▶ [Texto de origem]:
▼▼▼

O aparelho que refrescou os executivos vestidos com ternos pesados para o calor desértico da capital federal não veio do outro lado do mundo. Foi fabricado, ou pelo menos montado, em Manaus, no norte do país. Com 13 milhões de aparelhos de ar-condicionado vendidos ao redor do planeta e um faturamento de US$ 2 bilhões, a Gree decidiu fabricar uma pequena parcela de sua linha de produtos no Brasil. Em junho de 2001, a empresa investiu US$ 20 milhões em uma unidade em Manaus - a primeira fora do território chinês.

A Gree é um exemplo dos investimentos chineses que começam lentamente a chegar ao Brasil. São aportes de valores reduzidos, principalmente em eletroetrônica, telecomunicações e tecnologia - áreas nas quais os chineses detêm importante know-how. É assim que consumidores e empresários começam a incorporar alguns nomes estranhos em seu vocabulário: Gree (ar-condicionado), AOC (monitores), Huawei (telecomunicações), ZTE (telecomunicações) Hao Bao (motocicletas), SVA (eletroeletrônico), entre outros.

Segundo o Ministério do Comércio da China, no final de 2005 o país havia estabelecido 89 joint ventures no Brasil com investimentos de US$ 151,5 milhões. As empresas brasileiras, em contrapartida, celebram número maior de parcerias, 384, mas investiram um pouco menos, US$ 144,3 milhões. São números modestos, muito distantes dos quase US$ 38 bilhões aplicados pelos Estados Unidos no Brasil até 2004, conforme o Banco Central.

Os investimentos chineses estão concentrados em bens de consumo, onde é possível utilizar em larga escala os componentes baratos importados da Ásia. E produzir no Brasil significa escapar dos pesados impostos de importação para trazer o produto pronto: 16% para celulares, 18% para ar-condicionado, 16% para equipamentos de telecomunicações. "As empresas chinesas querem expandir as atividades no mercado internacional. É oneroso importar o produto acabado. Daí o processo de montagem no Brasil", diz Paul Liu, presidente da Câmara Brasil-China de Desenvolvimento Econômico.

Outro motivo para as empresas chinesas desses setores se instalarem no país é ganhar a confiança do consumidor, garantindo assistência técnica de qualidade. Depois do trauma do início do Plano Real, o brasileiro tem receio de investir seu dinheiro em um produto de marca desconhecida. Mesmo em seu país de origem, as companhias chinesas ainda estão muito focadas em produzir para terceiros e a maior ambição hoje é consolidar sua marca no mercado.

"Se fosse para competir apenas por preço, não teríamos fabricação em Manaus", diz Yue Haiping, diretor-geral da Gree no país. "Nossa pretensão é criar raízes". O jovem executivo chinês está há cinco anos no Brasil e ainda têm dificuldades para falar português. Ele foi escolhido pela empresa - na qual o governo da China detém uma participação e o restante do capital está disseminado na bolsa de valores - para instalar a fábrica, depois que a Gree avaliou que o mercado brasileiro estava maduro o suficiente para o investimento.

▲▲▲

▶ [Tarefa proposta A]: Organize em uma lista JSON de strings as linhas das entradas que vão da linha com "sidebar-item-io[interactable]: IO xyxy=(487,170,599,200)" até a linha com "str-start-delay-disabled-unit: ms xyxy=(412,310,429,321)", uma string para cada linha, sem incluir linhas em branco.
As entradas não têm nenhuma relação com o texto de origem.

▶ [Entradas fornecidas]:
▼▼▼

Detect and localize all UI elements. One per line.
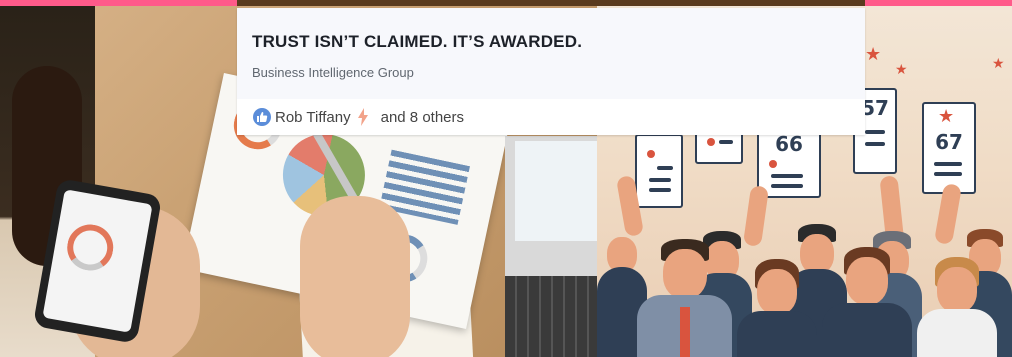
star-icon: ★ [895,62,908,78]
sign-number: 66 [775,132,803,156]
person [737,259,817,357]
phone-screen [42,189,153,333]
reactor-name[interactable]: Rob Tiffany [275,109,351,126]
like-icon [253,108,271,126]
person [822,247,912,357]
star-icon: ★ [865,44,882,65]
score-sign: ★ 67 [922,102,976,194]
sign-number: 67 [935,130,963,154]
reaction-count[interactable]: and 8 others [381,109,464,126]
person [637,239,732,357]
hand [300,196,410,357]
post-link-card[interactable]: TRUST ISN’T CLAIMED. IT’S AWARDED. Busin… [237,8,865,135]
score-sign: 66 [757,124,821,198]
reactions-bar[interactable]: Rob Tiffany and 8 others [237,99,865,135]
lightning-icon [357,108,369,126]
score-sign [635,134,683,208]
person [917,257,997,357]
laptop [505,136,597,357]
star-icon: ★ [992,56,1005,72]
post-title[interactable]: TRUST ISN’T CLAIMED. IT’S AWARDED. [252,32,582,52]
laptop-keyboard [505,276,597,357]
post-source: Business Intelligence Group [252,65,414,80]
star-icon: ★ [938,106,955,127]
laptop-screen [515,141,597,241]
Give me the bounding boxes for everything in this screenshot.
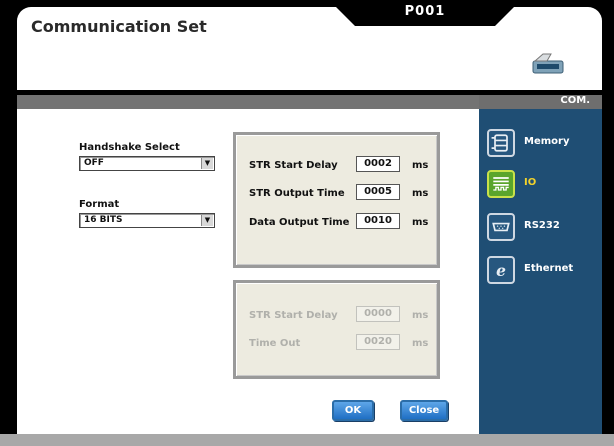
sidebar-item-io[interactable]: IO xyxy=(487,170,599,200)
time-out-label: Time Out xyxy=(249,338,301,349)
data-output-time-field[interactable]: 0010 xyxy=(356,213,400,229)
time-out-unit: ms xyxy=(412,338,429,349)
str-start-delay-disabled-unit: ms xyxy=(412,310,429,321)
sidebar-item-ethernet[interactable]: e Ethernet xyxy=(487,256,599,286)
sidebar-item-memory-label: Memory xyxy=(524,136,570,147)
str-start-delay-label: STR Start Delay xyxy=(249,160,338,171)
sidebar-item-rs232[interactable]: RS232 xyxy=(487,213,599,243)
format-value: 16 BITS xyxy=(84,215,123,225)
str-start-delay-disabled-field: 0000 xyxy=(356,306,400,322)
page-id: P001 xyxy=(404,4,446,19)
main-panel: Handshake Select OFF ▼ Format 16 BITS ▼ … xyxy=(17,109,479,434)
computer-icon[interactable] xyxy=(531,52,565,74)
handshake-label: Handshake Select xyxy=(79,142,180,153)
data-output-time-unit: ms xyxy=(412,217,429,228)
timing-panel: STR Start Delay 0002 ms STR Output Time … xyxy=(233,132,440,268)
bottom-bar xyxy=(0,434,614,446)
data-output-time-label: Data Output Time xyxy=(249,217,350,228)
sidebar-item-io-label: IO xyxy=(524,177,537,188)
screen: Communication Set P001 Handshake Select … xyxy=(0,0,614,446)
sidebar-title: COM. xyxy=(560,95,590,106)
str-output-time-field[interactable]: 0005 xyxy=(356,184,400,200)
memory-icon xyxy=(487,129,515,157)
handshake-value: OFF xyxy=(84,158,104,168)
str-start-delay-disabled-label: STR Start Delay xyxy=(249,310,338,321)
sidebar-header: COM. xyxy=(479,95,602,109)
close-button[interactable]: Close xyxy=(400,400,448,421)
sidebar-item-rs232-label: RS232 xyxy=(524,220,560,231)
format-select[interactable]: 16 BITS ▼ xyxy=(79,213,215,228)
str-start-delay-unit: ms xyxy=(412,160,429,171)
svg-text:e: e xyxy=(496,262,506,280)
sidebar: COM. Memory IO RS232 e Ethernet xyxy=(479,95,602,434)
chevron-down-icon[interactable]: ▼ xyxy=(201,215,213,226)
sidebar-item-ethernet-label: Ethernet xyxy=(524,263,574,274)
ethernet-icon: e xyxy=(487,256,515,284)
str-output-time-label: STR Output Time xyxy=(249,188,345,199)
str-output-time-unit: ms xyxy=(412,188,429,199)
handshake-select[interactable]: OFF ▼ xyxy=(79,156,215,171)
ok-button[interactable]: OK xyxy=(332,400,374,421)
sidebar-item-memory[interactable]: Memory xyxy=(487,129,599,159)
time-out-field: 0020 xyxy=(356,334,400,350)
rs232-icon xyxy=(487,213,515,241)
chevron-down-icon[interactable]: ▼ xyxy=(201,158,213,169)
page-id-tab: P001 xyxy=(329,0,521,26)
io-icon xyxy=(487,170,515,198)
page-title: Communication Set xyxy=(31,17,207,36)
str-start-delay-field[interactable]: 0002 xyxy=(356,156,400,172)
format-label: Format xyxy=(79,199,120,210)
disabled-panel: STR Start Delay 0000 ms Time Out 0020 ms xyxy=(233,280,440,379)
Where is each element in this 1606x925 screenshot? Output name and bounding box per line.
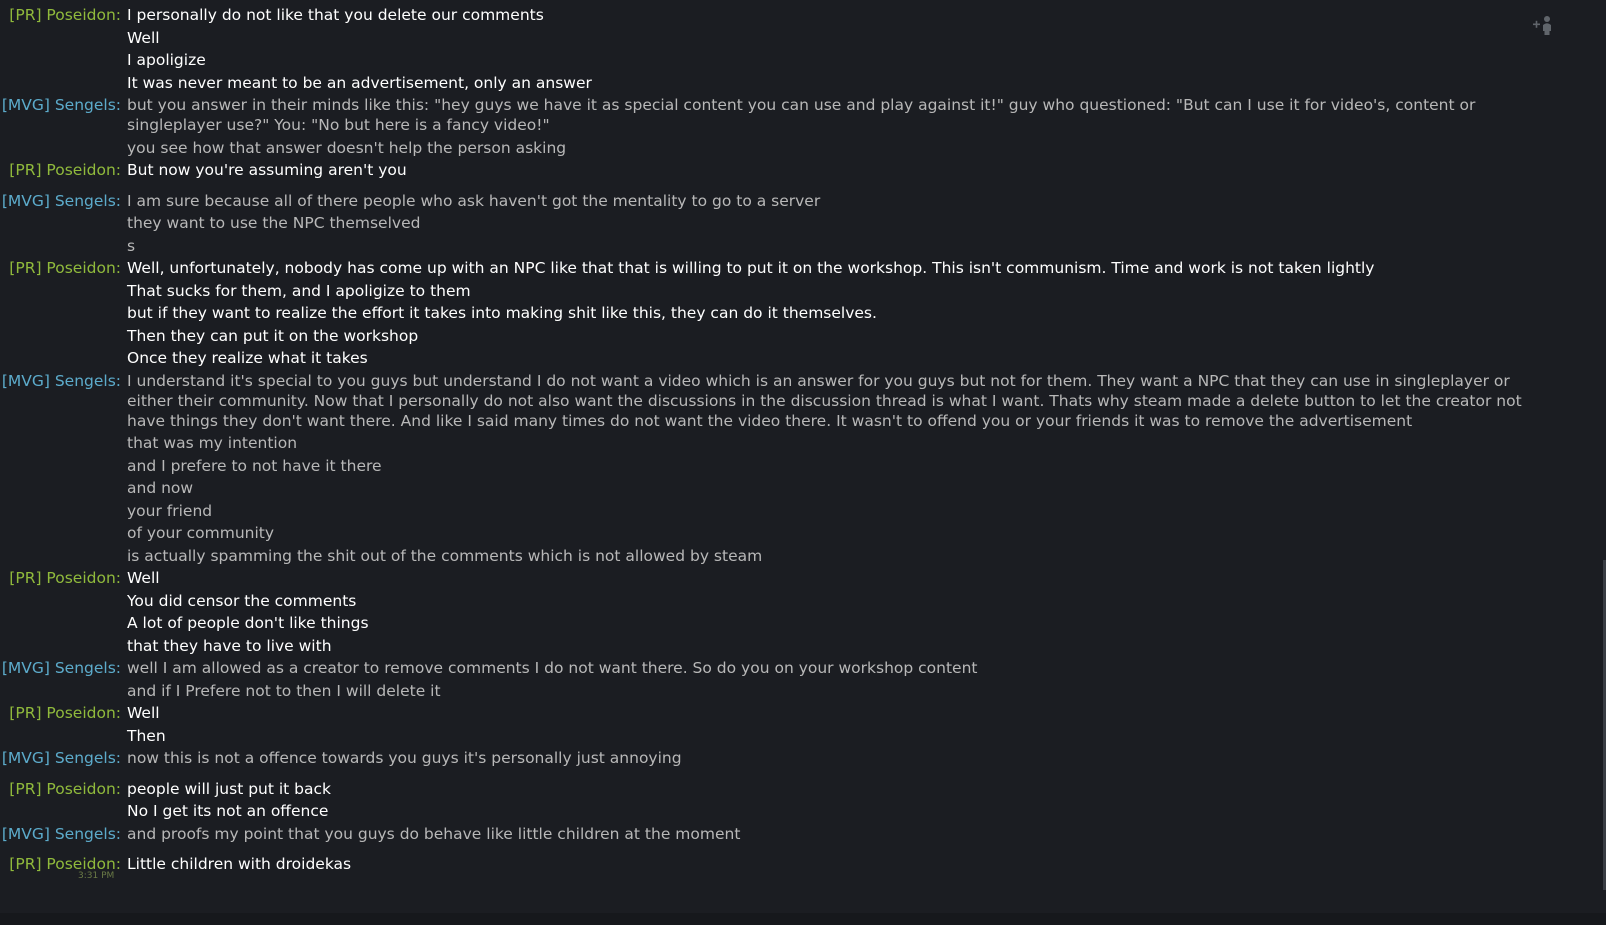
add-friend-button[interactable] xyxy=(1532,14,1554,36)
message-text: But now you're assuming aren't you xyxy=(127,161,407,179)
message-text: That sucks for them, and I apoligize to … xyxy=(127,281,471,300)
sender-name[interactable]: [MVG] Sengels: xyxy=(0,190,127,211)
message-lines: Well Then xyxy=(127,702,1537,747)
message-text: Once they realize what it takes xyxy=(127,349,368,367)
message-text: No I get its not an offence xyxy=(127,802,329,820)
message-group: [MVG] Sengels: and proofs my point that y… xyxy=(0,823,1560,846)
message-text: is actually spamming the shit out of the… xyxy=(127,546,763,565)
message-timestamp: 3:31 PM xyxy=(78,871,115,881)
message-lines: people will just put it back No I get its… xyxy=(127,778,1537,823)
message-text: I am sure because all of there people wh… xyxy=(127,191,821,210)
sender-name[interactable]: [MVG] Sengels: xyxy=(0,747,127,768)
message-lines: Well You did censor the comments A lot of … xyxy=(127,567,1537,657)
message-group: [MVG] Sengels: now this is not a offence … xyxy=(0,747,1560,770)
message-text: they want to use the NPC themselved xyxy=(127,214,421,232)
message-text: and proofs my point that you guys do beh… xyxy=(127,824,741,843)
message-text: of your community xyxy=(127,524,275,542)
message-text: now this is not a offence towards you gu… xyxy=(127,749,682,767)
scrollbar[interactable] xyxy=(1568,0,1606,925)
message-text: but if they want to realize the effort i… xyxy=(127,304,877,322)
message-text: people will just put it back xyxy=(127,779,332,798)
message-text: It was never meant to be an advertisemen… xyxy=(127,73,592,92)
message-lines: and proofs my point that you guys do beh… xyxy=(127,823,1537,846)
message-lines: but you answer in their minds like this:… xyxy=(127,94,1537,159)
sender-name[interactable]: [MVG] Sengels: xyxy=(0,94,127,115)
message-text: but you answer in their minds like this:… xyxy=(127,96,1476,134)
message-lines: well I am allowed as a creator to remove… xyxy=(127,657,1537,702)
message-text: You did censor the comments xyxy=(127,591,357,610)
message-text: Then xyxy=(127,726,166,745)
message-text: A lot of people don't like things xyxy=(127,614,369,632)
message-group: [MVG] Sengels: well I am allowed as a cre… xyxy=(0,657,1560,702)
sender-name[interactable]: [PR] Poseidon: xyxy=(0,567,127,588)
message-group: [PR] Poseidon: I personally do not like t… xyxy=(0,4,1560,94)
message-text: I apoligize xyxy=(127,51,206,69)
message-group: [PR] Poseidon: But now you're assuming ar… xyxy=(0,159,1560,182)
sender-name[interactable]: [PR] Poseidon: xyxy=(0,702,127,723)
message-text: that they have to live with xyxy=(127,636,332,655)
sender-name[interactable]: [PR] Poseidon: xyxy=(0,159,127,180)
message-lines: now this is not a offence towards you gu… xyxy=(127,747,1537,770)
message-text: Little children with droidekas xyxy=(127,855,352,873)
message-text: Well xyxy=(127,704,160,722)
message-lines: Little children with droidekas xyxy=(127,853,1537,876)
message-lines: I understand it's special to you guys bu… xyxy=(127,370,1537,568)
message-group: [PR] Poseidon: Well Then xyxy=(0,702,1560,747)
message-group: [PR] Poseidon: Well You did censor the com… xyxy=(0,567,1560,657)
chat-window: [PR] Poseidon: I personally do not like t… xyxy=(0,0,1606,925)
message-text: Then they can put it on the workshop xyxy=(127,326,419,345)
message-text: that was my intention xyxy=(127,434,298,452)
sender-name[interactable]: [MVG] Sengels: xyxy=(0,823,127,844)
message-text: Well xyxy=(127,28,160,47)
message-text: s xyxy=(127,236,136,255)
message-text: and I prefere to not have it there xyxy=(127,456,382,475)
message-group: [MVG] Sengels: I am sure because all of t… xyxy=(0,190,1560,258)
message-text: and if I Prefere not to then I will dele… xyxy=(127,681,441,700)
message-text: your friend xyxy=(127,501,213,520)
sender-name[interactable]: [MVG] Sengels: xyxy=(0,657,127,678)
message-text: and now xyxy=(127,479,194,497)
message-lines: Well, unfortunately, nobody has come up … xyxy=(127,257,1537,370)
message-lines: But now you're assuming aren't you xyxy=(127,159,1537,182)
message-text: Well, unfortunately, nobody has come up … xyxy=(127,259,1375,277)
message-lines: I personally do not like that you delete… xyxy=(127,4,1537,94)
message-text: well I am allowed as a creator to remove… xyxy=(127,659,978,677)
sender-name[interactable]: [PR] Poseidon: xyxy=(0,778,127,799)
message-group: [PR] Poseidon: Well, unfortunately, nobod… xyxy=(0,257,1560,370)
message-group: [MVG] Sengels: but you answer in their mi… xyxy=(0,94,1560,159)
message-text: you see how that answer doesn't help the… xyxy=(127,138,567,157)
chat-log: [PR] Poseidon: I personally do not like t… xyxy=(0,4,1560,876)
add-friend-icon xyxy=(1533,16,1551,35)
message-text: Well xyxy=(127,569,160,587)
message-text: I personally do not like that you delete… xyxy=(127,6,544,24)
chat-footer xyxy=(0,913,1606,925)
sender-name[interactable]: [MVG] Sengels: xyxy=(0,370,127,391)
sender-name[interactable]: [PR] Poseidon: xyxy=(0,4,127,25)
message-lines: I am sure because all of there people wh… xyxy=(127,190,1537,258)
message-group: [MVG] Sengels: I understand it's special … xyxy=(0,370,1560,568)
message-text: I understand it's special to you guys bu… xyxy=(127,371,1522,430)
message-group: [PR] Poseidon: people will just put it ba… xyxy=(0,778,1560,823)
sender-name[interactable]: [PR] Poseidon: xyxy=(0,257,127,278)
message-group: [PR] Poseidon: Little children with droid… xyxy=(0,853,1560,876)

▲▲▲

▶ [Tarefa proposta B]: Segundo o texto de origem, quanto a Gree investiu na unidade de Manaus em junho de 2001?

▶ [Resposta completa A]:
[
  "sidebar-item-io[interactable]: IO xyxy=(487,170,599,200)",
  "time-out-label: Time Out xyxy=(249,338,301,349)",
  "data-output-time-field[interactable]: 0010 xyxy=(356,213,400,229)",
  "time-out-unit: ms xyxy=(412,338,429,349)",
  "str-start-delay-disabled-unit: ms xyxy=(412,310,429,321)"
]

▶ [Resposta completa B]: US$ 20 milhões.